### [Exercise description]
Copy out each line of the material below with no changes.

[Collected data entries]

──────────

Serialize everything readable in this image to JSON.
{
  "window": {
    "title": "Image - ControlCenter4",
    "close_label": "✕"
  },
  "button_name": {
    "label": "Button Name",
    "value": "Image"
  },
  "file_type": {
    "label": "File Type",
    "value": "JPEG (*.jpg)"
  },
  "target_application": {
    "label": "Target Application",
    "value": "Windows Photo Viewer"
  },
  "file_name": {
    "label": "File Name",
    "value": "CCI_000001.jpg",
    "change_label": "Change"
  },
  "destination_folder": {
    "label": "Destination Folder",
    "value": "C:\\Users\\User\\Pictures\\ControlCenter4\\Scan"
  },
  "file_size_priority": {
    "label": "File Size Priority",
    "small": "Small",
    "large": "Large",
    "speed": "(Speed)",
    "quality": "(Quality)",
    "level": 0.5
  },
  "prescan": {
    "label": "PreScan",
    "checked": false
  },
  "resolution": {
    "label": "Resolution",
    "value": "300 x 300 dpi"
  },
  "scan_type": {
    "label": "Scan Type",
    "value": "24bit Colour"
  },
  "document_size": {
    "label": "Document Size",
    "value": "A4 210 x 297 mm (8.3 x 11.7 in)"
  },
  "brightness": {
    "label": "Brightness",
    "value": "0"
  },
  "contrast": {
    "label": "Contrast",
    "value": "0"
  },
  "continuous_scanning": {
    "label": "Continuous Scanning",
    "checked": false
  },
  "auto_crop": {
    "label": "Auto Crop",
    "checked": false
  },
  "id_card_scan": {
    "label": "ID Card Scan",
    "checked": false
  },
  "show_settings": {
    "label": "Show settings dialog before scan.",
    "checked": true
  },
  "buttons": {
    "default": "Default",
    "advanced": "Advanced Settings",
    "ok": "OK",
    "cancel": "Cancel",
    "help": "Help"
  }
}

──────────

### [Complete output]
Serialize everything readable in this image to JSON.
{
  "window": {
    "title": "Image - ControlCenter4",
    "close_label": "✕"
  },
  "button_name": {
    "label": "Button Name",
    "value": "Image"
  },
  "file_type": {
    "label": "File Type",
    "value": "JPEG (*.jpg)"
  },
  "target_application": {
    "label": "Target Application",
    "value": "Windows Photo Viewer"
  },
  "file_name": {
    "label": "File Name",
    "value": "CCI_000001.jpg",
    "change_label": "Change"
  },
  "destination_folder": {
    "label": "Destination Folder",
    "value": "C:\\Users\\User\\Pictures\\ControlCenter4\\Scan"
  },
  "file_size_priority": {
    "label": "File Size Priority",
    "small": "Small",
    "large": "Large",
    "speed": "(Speed)",
    "quality": "(Quality)",
    "level": 0.5
  },
  "prescan": {
    "label": "PreScan",
    "checked": false
  },
  "resolution": {
    "label": "Resolution",
    "value": "300 x 300 dpi"
  },
  "scan_type": {
    "label": "Scan Type",
    "value": "24bit Colour"
  },
  "document_size": {
    "label": "Document Size",
    "value": "A4 210 x 297 mm (8.3 x 11.7 in)"
  },
  "brightness": {
    "label": "Brightness",
    "value": "0"
  },
  "contrast": {
    "label": "Contrast",
    "value": "0"
  },
  "continuous_scanning": {
    "label": "Continuous Scanning",
    "checked": false
  },
  "auto_crop": {
    "label": "Auto Crop",
    "checked": false
  },
  "id_card_scan": {
    "label": "ID Card Scan",
    "checked": false
  },
  "show_settings": {
    "label": "Show settings dialog before scan.",
    "checked": true
  },
  "buttons": {
    "default": "Default",
    "advanced": "Advanced Settings",
    "ok": "OK",
    "cancel": "Cancel",
    "help": "Help"
  }
}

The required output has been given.